[start]

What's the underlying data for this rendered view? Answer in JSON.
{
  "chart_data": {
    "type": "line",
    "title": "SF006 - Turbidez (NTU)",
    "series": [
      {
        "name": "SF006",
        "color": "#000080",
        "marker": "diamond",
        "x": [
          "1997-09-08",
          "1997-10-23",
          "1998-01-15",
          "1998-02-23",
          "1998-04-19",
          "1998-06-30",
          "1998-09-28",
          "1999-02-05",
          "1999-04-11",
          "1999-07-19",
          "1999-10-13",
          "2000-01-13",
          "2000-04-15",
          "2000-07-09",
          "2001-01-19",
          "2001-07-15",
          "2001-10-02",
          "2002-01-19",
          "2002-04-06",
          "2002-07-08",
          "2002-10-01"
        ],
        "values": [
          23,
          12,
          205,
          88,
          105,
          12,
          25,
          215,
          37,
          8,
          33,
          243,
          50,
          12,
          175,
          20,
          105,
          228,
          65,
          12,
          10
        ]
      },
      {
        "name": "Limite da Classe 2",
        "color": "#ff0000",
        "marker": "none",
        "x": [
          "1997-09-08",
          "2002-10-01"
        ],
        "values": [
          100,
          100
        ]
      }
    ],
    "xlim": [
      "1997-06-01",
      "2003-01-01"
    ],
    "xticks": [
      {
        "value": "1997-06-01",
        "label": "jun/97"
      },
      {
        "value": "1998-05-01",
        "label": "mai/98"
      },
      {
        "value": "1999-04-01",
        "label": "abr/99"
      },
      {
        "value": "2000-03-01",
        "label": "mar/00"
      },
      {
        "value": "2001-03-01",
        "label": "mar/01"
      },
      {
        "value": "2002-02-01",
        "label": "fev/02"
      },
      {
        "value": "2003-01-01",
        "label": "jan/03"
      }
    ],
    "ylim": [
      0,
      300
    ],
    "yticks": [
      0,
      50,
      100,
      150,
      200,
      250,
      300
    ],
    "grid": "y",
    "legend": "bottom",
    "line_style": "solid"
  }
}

[end]

Exercise task: Each of the records should be retyped exactly.

Expected answer:
What's the underlying data for this rendered view? Answer in JSON.
{
  "chart_data": {
    "type": "line",
    "title": "SF006 - Turbidez (NTU)",
    "series": [
      {
        "name": "SF006",
        "color": "#000080",
        "marker": "diamond",
        "x": [
          "1997-09-08",
          "1997-10-23",
          "1998-01-15",
          "1998-02-23",
          "1998-04-19",
          "1998-06-30",
          "1998-09-28",
          "1999-02-05",
          "1999-04-11",
          "1999-07-19",
          "1999-10-13",
          "2000-01-13",
          "2000-04-15",
          "2000-07-09",
          "2001-01-19",
          "2001-07-15",
          "2001-10-02",
          "2002-01-19",
          "2002-04-06",
          "2002-07-08",
          "2002-10-01"
        ],
        "values": [
          23,
          12,
          205,
          88,
          105,
          12,
          25,
          215,
          37,
          8,
          33,
          243,
          50,
          12,
          175,
          20,
          105,
          228,
          65,
          12,
          10
        ]
      },
      {
        "name": "Limite da Classe 2",
        "color": "#ff0000",
        "marker": "none",
        "x": [
          "1997-09-08",
          "2002-10-01"
        ],
        "values": [
          100,
          100
        ]
      }
    ],
    "xlim": [
      "1997-06-01",
      "2003-01-01"
    ],
    "xticks": [
      {
        "value": "1997-06-01",
        "label": "jun/97"
      },
      {
        "value": "1998-05-01",
        "label": "mai/98"
      },
      {
        "value": "1999-04-01",
        "label": "abr/99"
      },
      {
        "value": "2000-03-01",
        "label": "mar/00"
      },
      {
        "value": "2001-03-01",
        "label": "mar/01"
      },
      {
        "value": "2002-02-01",
        "label": "fev/02"
      },
      {
        "value": "2003-01-01",
        "label": "jan/03"
      }
    ],
    "ylim": [
      0,
      300
    ],
    "yticks": [
      0,
      50,
      100,
      150,
      200,
      250,
      300
    ],
    "grid": "y",
    "legend": "bottom",
    "line_style": "solid"
  }
}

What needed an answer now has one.